[Extracted data entries]
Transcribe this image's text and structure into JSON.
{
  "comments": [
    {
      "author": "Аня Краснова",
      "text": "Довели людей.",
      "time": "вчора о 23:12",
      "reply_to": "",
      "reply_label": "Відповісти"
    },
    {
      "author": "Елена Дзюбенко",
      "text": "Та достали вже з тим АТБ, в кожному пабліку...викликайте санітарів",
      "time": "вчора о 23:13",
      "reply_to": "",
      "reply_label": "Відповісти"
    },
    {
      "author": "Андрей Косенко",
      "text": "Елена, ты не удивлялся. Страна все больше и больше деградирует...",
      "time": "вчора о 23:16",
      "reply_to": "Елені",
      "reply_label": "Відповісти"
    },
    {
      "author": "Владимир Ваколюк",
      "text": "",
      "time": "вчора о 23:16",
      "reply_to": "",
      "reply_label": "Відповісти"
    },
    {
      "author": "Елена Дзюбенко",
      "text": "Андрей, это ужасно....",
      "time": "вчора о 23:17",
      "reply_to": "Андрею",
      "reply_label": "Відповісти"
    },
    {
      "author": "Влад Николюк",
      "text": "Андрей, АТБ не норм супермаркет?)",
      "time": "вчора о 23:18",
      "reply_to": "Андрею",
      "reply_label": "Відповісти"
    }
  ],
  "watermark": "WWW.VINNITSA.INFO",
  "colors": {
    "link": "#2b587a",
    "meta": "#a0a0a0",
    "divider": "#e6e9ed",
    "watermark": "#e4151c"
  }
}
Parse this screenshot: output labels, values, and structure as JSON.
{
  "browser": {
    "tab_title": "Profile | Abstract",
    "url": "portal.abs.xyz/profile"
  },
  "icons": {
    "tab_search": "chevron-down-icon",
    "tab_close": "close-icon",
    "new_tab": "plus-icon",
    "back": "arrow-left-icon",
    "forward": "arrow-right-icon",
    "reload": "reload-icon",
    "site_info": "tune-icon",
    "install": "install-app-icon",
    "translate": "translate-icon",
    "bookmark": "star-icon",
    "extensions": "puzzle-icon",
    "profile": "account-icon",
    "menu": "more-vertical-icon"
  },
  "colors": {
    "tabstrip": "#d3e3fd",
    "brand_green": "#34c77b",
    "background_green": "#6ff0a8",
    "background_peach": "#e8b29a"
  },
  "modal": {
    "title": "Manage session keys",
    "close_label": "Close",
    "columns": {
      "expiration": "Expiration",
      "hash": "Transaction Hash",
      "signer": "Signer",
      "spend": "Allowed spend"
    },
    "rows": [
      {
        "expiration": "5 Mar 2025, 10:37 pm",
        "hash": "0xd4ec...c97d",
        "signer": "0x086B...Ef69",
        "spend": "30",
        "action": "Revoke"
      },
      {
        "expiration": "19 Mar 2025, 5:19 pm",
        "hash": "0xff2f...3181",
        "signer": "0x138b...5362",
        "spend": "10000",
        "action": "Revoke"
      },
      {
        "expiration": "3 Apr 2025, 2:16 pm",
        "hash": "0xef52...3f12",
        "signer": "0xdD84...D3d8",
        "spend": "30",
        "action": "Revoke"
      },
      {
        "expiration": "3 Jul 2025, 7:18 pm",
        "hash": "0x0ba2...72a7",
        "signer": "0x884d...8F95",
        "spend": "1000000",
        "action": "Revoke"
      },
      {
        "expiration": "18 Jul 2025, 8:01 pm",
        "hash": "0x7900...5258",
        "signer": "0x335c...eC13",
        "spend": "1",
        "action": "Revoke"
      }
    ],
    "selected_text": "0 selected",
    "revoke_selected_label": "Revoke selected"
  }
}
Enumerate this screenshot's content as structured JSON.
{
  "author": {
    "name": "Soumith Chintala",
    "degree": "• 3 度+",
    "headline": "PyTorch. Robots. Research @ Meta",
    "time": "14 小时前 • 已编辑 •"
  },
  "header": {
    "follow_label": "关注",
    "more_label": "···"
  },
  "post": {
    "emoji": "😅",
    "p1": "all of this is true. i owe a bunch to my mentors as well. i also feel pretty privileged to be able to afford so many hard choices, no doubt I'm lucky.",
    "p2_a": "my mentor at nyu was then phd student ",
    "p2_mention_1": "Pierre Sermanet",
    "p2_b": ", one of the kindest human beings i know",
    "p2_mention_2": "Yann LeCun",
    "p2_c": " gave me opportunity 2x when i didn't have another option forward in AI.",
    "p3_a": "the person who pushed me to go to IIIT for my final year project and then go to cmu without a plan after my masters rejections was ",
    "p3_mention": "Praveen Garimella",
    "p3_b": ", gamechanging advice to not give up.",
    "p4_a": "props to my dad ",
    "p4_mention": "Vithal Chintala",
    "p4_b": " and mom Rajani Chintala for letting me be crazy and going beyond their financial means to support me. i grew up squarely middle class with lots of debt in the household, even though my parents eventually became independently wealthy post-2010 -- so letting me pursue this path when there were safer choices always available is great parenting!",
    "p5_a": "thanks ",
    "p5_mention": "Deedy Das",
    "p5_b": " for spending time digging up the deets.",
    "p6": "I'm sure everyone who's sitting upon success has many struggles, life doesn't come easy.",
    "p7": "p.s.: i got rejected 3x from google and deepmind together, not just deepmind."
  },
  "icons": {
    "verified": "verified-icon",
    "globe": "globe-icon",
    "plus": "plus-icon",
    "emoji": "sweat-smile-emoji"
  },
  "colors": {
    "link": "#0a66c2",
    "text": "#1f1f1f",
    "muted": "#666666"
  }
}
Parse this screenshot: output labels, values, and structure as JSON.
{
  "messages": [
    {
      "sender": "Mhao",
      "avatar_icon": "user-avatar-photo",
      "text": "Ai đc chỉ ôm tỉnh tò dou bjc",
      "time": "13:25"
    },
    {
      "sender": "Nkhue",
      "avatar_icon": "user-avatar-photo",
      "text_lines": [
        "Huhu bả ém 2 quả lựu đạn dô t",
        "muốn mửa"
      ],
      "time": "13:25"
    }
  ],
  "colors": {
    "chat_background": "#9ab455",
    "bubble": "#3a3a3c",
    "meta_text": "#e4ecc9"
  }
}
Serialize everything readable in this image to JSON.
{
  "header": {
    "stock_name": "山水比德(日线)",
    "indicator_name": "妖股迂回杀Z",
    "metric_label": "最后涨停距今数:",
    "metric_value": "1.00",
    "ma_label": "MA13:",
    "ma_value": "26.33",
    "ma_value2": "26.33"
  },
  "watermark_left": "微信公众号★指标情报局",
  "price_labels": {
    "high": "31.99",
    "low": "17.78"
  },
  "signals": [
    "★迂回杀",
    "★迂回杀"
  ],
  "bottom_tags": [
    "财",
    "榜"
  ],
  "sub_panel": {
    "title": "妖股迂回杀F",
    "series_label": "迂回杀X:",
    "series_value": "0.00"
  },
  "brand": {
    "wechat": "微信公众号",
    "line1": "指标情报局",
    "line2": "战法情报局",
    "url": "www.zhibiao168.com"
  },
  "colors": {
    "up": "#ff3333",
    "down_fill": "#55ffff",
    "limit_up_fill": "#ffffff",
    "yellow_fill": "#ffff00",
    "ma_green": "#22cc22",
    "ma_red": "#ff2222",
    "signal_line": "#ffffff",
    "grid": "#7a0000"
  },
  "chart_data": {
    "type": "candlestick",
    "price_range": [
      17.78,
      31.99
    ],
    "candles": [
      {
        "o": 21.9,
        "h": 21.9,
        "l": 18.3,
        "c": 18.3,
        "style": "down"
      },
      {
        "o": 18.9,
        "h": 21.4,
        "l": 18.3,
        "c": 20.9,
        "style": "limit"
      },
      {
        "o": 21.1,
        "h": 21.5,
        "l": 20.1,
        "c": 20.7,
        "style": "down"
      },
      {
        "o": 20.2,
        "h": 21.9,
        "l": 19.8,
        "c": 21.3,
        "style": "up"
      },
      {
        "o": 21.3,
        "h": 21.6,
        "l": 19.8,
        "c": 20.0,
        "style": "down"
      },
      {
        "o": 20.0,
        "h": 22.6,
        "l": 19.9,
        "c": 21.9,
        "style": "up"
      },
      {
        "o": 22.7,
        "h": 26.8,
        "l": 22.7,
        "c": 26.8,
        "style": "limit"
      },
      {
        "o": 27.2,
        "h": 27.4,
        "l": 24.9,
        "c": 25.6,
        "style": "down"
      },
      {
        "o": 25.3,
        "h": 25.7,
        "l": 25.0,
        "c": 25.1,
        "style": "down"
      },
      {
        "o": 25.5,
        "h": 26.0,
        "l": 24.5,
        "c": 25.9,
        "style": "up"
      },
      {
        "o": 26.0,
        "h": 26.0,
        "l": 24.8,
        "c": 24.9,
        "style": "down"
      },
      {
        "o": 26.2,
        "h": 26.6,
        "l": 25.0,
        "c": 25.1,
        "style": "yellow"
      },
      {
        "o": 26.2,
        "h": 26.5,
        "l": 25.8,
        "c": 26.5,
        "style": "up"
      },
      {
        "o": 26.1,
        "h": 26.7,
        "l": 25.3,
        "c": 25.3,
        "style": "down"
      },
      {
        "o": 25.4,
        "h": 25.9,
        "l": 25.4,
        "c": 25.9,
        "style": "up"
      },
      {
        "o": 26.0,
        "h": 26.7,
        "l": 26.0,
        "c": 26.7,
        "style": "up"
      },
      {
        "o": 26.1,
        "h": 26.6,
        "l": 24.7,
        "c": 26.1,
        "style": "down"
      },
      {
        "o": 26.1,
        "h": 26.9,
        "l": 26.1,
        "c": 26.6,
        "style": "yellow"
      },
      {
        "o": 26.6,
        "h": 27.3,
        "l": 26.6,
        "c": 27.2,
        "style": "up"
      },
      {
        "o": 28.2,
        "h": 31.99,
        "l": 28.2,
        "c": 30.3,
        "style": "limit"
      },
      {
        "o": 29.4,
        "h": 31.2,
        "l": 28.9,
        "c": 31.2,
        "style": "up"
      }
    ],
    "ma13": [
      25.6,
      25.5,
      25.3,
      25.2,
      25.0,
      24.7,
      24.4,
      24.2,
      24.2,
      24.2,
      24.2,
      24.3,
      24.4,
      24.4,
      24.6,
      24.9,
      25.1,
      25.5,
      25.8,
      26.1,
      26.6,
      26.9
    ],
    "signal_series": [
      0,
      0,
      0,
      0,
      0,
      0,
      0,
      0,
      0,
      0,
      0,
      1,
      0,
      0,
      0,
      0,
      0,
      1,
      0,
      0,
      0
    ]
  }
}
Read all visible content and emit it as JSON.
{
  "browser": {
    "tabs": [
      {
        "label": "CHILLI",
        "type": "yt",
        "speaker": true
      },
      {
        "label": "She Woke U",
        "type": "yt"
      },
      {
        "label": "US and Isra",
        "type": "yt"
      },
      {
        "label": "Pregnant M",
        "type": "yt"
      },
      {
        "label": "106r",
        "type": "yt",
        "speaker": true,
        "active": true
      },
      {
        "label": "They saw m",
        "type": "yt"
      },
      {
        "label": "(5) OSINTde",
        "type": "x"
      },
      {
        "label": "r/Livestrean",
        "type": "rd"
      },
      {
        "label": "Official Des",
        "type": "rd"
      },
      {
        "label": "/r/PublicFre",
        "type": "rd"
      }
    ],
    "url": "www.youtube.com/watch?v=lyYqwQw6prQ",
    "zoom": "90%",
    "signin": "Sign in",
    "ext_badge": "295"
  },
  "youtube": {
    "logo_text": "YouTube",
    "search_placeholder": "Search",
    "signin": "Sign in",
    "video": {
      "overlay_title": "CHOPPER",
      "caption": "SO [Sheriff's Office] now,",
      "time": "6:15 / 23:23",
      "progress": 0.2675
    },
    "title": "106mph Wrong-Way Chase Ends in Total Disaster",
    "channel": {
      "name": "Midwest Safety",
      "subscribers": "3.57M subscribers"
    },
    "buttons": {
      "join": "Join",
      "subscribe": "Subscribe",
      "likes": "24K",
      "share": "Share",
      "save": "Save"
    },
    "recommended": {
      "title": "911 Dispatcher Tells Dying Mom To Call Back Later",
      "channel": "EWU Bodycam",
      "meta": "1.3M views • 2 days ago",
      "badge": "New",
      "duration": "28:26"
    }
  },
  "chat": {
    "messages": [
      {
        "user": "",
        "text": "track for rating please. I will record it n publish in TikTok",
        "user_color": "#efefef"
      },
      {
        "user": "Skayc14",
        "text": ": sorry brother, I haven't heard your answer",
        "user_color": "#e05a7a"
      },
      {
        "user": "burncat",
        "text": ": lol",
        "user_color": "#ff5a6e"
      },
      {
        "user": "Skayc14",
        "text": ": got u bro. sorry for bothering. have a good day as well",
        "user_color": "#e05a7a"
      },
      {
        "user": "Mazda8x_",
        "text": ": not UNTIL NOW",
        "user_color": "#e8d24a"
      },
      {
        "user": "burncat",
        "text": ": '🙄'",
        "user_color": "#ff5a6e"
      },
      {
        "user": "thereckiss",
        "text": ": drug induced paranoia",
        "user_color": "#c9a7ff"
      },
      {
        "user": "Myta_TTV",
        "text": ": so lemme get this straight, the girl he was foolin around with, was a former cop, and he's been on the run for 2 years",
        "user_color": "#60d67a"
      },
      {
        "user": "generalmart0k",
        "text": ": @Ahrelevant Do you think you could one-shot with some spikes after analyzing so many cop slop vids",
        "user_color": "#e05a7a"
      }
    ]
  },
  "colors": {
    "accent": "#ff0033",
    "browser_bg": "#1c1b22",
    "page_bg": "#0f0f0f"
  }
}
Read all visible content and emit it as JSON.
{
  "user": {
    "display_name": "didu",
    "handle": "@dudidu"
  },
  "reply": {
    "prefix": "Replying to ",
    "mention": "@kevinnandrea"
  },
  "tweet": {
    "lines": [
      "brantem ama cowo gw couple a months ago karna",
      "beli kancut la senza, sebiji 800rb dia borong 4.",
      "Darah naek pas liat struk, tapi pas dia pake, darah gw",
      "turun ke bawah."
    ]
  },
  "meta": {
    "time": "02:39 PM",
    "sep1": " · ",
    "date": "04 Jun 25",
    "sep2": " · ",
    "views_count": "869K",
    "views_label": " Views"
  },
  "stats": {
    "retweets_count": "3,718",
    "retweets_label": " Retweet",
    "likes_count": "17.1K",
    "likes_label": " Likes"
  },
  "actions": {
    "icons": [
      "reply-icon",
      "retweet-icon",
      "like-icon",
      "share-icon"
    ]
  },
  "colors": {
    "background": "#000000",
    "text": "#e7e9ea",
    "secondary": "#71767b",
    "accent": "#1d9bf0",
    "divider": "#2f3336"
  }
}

Exercise requirements ▸ Filter the records, keeping only lines that contain "after", and show those lines.

Solution ▸
    "p3_a": "the person who pushed me to go to IIIT for my final year project and then go to cmu without a plan after my masters rejections was ",
        "text": ": @Ahrelevant Do you think you could one-shot with some spikes after analyzing so many cop slop vids",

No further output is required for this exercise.